== RECORD EXTRACTS ==
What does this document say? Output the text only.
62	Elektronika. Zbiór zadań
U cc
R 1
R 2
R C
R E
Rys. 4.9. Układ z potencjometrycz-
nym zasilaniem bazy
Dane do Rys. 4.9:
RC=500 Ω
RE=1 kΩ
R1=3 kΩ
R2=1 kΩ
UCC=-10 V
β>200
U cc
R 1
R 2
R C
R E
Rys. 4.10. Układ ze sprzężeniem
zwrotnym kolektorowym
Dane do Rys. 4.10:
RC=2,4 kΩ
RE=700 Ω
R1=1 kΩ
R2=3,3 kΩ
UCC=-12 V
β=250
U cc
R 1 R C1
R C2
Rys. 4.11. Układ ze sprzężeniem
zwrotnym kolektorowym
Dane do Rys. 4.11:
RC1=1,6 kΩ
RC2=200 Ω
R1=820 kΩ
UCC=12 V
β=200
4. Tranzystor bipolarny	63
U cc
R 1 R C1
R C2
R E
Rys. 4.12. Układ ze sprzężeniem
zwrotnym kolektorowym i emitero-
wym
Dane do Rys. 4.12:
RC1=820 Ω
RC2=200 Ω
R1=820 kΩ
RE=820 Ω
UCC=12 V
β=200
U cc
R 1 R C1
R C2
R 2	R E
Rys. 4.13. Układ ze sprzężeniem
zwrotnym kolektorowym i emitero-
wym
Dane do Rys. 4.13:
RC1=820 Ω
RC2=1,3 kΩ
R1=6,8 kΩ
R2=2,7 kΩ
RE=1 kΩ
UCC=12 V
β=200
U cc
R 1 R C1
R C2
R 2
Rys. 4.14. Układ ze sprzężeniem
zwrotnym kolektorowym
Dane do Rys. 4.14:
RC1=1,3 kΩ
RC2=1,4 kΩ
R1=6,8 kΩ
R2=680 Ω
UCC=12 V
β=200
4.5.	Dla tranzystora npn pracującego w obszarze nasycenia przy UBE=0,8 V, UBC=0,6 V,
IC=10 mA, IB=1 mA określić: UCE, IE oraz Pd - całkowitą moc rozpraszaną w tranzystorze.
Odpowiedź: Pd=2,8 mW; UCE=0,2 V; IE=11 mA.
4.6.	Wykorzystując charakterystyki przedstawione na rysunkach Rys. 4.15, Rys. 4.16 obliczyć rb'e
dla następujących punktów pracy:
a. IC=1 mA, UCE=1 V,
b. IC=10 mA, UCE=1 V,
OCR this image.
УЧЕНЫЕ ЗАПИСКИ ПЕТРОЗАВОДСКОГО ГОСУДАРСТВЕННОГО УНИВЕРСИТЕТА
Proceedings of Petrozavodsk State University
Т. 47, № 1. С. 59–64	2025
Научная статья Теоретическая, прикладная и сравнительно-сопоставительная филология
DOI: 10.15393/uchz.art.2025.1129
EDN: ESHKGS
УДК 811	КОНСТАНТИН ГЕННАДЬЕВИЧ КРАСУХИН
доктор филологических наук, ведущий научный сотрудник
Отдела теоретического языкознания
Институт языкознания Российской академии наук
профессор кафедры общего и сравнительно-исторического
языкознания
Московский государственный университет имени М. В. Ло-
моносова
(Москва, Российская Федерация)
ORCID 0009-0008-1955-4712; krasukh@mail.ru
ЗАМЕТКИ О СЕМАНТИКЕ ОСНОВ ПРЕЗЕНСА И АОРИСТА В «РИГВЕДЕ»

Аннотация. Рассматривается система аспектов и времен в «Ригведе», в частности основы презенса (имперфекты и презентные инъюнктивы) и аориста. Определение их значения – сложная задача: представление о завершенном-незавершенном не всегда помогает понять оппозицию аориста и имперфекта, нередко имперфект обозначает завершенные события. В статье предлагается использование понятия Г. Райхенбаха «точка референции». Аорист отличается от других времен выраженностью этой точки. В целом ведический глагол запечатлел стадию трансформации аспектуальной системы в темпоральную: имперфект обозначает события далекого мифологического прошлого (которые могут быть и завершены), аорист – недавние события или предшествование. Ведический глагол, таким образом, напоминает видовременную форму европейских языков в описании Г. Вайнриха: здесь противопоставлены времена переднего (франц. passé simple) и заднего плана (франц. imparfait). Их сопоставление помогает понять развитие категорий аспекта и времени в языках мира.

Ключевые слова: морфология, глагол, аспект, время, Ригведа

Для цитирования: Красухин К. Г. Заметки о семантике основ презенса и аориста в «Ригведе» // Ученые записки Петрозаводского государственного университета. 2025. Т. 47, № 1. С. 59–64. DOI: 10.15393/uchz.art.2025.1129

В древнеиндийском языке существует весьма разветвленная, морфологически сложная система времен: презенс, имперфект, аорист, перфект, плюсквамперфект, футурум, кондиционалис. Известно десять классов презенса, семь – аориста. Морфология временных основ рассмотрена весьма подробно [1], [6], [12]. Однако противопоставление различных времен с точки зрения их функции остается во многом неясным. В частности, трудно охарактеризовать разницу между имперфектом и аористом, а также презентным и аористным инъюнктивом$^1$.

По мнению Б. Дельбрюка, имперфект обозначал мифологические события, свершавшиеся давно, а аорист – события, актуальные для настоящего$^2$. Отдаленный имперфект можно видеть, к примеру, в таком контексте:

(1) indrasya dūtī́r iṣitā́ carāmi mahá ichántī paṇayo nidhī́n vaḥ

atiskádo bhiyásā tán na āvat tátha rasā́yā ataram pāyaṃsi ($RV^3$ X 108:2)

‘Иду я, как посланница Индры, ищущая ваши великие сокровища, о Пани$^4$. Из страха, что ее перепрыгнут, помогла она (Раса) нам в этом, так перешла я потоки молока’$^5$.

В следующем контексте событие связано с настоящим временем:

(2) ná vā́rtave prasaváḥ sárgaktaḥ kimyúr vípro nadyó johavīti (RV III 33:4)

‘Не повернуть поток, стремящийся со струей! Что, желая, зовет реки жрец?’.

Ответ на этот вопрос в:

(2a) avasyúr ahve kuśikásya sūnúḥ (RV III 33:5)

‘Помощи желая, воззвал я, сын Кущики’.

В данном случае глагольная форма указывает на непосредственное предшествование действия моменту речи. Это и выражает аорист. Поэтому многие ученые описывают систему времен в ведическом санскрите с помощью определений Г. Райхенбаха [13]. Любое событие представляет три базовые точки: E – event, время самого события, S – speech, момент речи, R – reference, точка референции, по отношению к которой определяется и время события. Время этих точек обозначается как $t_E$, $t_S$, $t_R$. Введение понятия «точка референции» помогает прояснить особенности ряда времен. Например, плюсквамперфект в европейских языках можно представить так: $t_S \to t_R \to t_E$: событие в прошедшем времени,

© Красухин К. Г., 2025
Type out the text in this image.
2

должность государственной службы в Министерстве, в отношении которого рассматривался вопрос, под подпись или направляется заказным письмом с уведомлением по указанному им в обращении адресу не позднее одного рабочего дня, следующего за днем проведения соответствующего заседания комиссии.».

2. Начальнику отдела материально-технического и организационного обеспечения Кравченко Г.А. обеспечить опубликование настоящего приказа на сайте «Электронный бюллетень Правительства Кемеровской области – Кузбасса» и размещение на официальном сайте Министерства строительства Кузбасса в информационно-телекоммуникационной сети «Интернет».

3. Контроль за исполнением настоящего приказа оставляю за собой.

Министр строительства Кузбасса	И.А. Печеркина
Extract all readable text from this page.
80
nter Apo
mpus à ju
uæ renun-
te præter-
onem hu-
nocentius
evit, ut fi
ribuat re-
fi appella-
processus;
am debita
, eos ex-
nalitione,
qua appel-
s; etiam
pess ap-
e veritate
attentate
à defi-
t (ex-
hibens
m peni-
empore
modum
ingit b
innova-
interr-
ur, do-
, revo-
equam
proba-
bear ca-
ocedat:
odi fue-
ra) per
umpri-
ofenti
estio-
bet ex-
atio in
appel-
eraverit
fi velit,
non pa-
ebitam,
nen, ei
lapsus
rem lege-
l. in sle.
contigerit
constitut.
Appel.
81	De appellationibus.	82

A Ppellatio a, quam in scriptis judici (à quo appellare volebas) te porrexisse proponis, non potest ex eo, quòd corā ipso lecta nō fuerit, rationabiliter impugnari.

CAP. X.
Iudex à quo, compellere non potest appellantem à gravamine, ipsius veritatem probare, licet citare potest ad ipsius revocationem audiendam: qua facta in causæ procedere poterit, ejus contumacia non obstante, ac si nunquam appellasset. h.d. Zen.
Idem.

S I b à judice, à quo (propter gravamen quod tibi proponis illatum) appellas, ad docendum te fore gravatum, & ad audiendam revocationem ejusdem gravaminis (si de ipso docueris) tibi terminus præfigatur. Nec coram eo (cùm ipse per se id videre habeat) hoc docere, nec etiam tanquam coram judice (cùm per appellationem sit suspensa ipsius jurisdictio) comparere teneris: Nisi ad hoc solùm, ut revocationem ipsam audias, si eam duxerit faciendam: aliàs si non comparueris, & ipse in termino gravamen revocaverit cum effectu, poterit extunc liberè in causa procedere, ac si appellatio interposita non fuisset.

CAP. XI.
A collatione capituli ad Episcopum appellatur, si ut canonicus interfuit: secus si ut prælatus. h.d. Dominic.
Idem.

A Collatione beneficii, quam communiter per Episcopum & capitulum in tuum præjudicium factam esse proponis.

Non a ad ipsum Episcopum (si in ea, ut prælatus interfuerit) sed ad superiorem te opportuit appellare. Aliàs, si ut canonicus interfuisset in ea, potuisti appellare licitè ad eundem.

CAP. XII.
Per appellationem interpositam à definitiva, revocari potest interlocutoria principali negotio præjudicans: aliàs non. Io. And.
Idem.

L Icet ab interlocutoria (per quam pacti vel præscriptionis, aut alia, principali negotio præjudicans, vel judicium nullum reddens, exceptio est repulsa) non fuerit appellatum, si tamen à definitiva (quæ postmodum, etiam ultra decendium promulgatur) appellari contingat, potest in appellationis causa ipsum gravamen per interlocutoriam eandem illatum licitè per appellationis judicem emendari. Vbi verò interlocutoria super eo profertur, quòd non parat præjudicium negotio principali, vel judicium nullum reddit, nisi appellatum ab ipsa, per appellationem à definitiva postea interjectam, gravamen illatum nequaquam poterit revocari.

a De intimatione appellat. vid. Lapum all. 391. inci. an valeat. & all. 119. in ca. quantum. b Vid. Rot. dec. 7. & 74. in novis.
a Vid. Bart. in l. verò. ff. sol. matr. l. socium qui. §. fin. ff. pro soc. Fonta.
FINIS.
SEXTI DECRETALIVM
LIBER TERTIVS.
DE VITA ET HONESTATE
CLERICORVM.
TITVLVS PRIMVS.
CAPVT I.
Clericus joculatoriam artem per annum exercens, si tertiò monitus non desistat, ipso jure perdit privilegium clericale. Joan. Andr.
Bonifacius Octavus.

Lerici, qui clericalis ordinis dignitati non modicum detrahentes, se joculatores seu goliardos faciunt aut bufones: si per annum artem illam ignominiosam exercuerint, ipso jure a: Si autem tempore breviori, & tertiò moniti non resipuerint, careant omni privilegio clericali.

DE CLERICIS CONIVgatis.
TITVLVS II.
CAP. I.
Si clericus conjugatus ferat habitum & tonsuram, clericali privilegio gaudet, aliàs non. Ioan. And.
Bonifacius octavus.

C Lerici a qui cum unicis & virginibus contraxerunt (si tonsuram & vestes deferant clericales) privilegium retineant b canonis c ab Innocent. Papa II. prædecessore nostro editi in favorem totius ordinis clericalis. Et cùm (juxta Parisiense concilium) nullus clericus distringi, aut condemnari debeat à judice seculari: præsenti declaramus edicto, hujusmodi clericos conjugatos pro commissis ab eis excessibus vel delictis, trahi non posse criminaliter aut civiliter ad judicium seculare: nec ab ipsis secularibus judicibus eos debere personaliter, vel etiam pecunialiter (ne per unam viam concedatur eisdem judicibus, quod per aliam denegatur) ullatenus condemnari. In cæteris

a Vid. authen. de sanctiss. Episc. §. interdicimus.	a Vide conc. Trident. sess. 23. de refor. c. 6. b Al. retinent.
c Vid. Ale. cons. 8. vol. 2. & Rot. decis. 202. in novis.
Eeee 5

== TASK TO CARRY OUT ==
Count the lines of the material that include the word "sprzężeniem", then report only the total.

== RESPONSE TO THE EXERCISE ==
5